Entries taken from a collection:
* * *

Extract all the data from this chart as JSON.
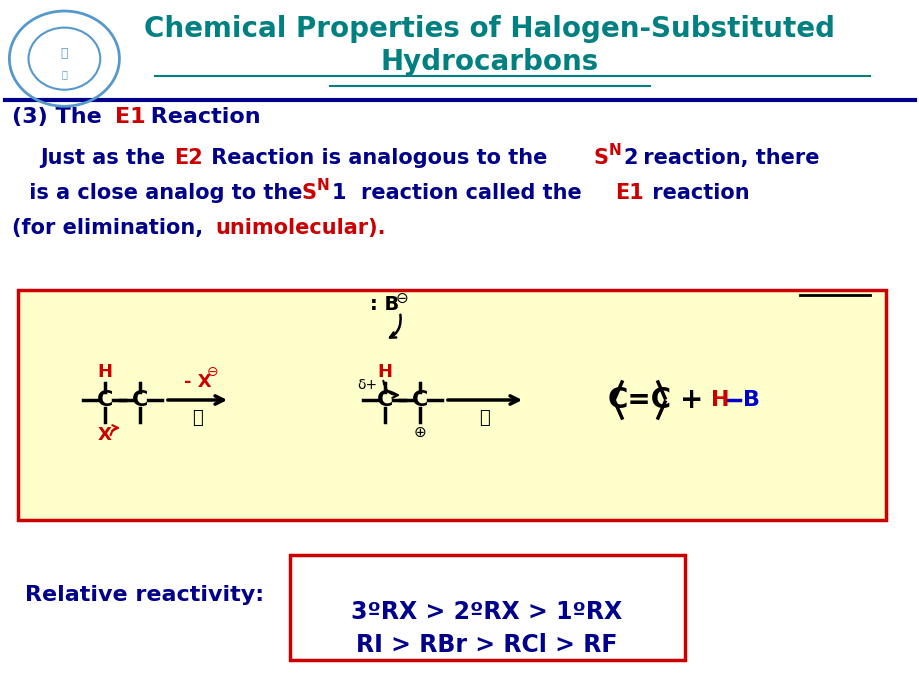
{
  "title_line1": "Chemical Properties of Halogen-Substituted",
  "title_line2": "Hydrocarbons",
  "title_color": "#008080",
  "bg_color": "#ffffff",
  "dark_blue": "#00008B",
  "red": "#CC0000",
  "blue": "#0000CC",
  "header_line_color": "#00008B",
  "reactivity_label": "Relative reactivity:",
  "box_line1": "3ºRX > 2ºRX > 1ºRX",
  "box_line2": "RI > RBr > RCl > RF",
  "box_border_color": "#CC0000",
  "figsize": [
    9.2,
    6.9
  ],
  "dpi": 100
}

* * *

Problem statement: Reproduce each line exactly, please, except for any pictures.

Reply to the exercise:
Extract all the data from this chart as JSON.
{
  "title_line1": "Chemical Properties of Halogen-Substituted",
  "title_line2": "Hydrocarbons",
  "title_color": "#008080",
  "bg_color": "#ffffff",
  "dark_blue": "#00008B",
  "red": "#CC0000",
  "blue": "#0000CC",
  "header_line_color": "#00008B",
  "reactivity_label": "Relative reactivity:",
  "box_line1": "3ºRX > 2ºRX > 1ºRX",
  "box_line2": "RI > RBr > RCl > RF",
  "box_border_color": "#CC0000",
  "figsize": [
    9.2,
    6.9
  ],
  "dpi": 100
}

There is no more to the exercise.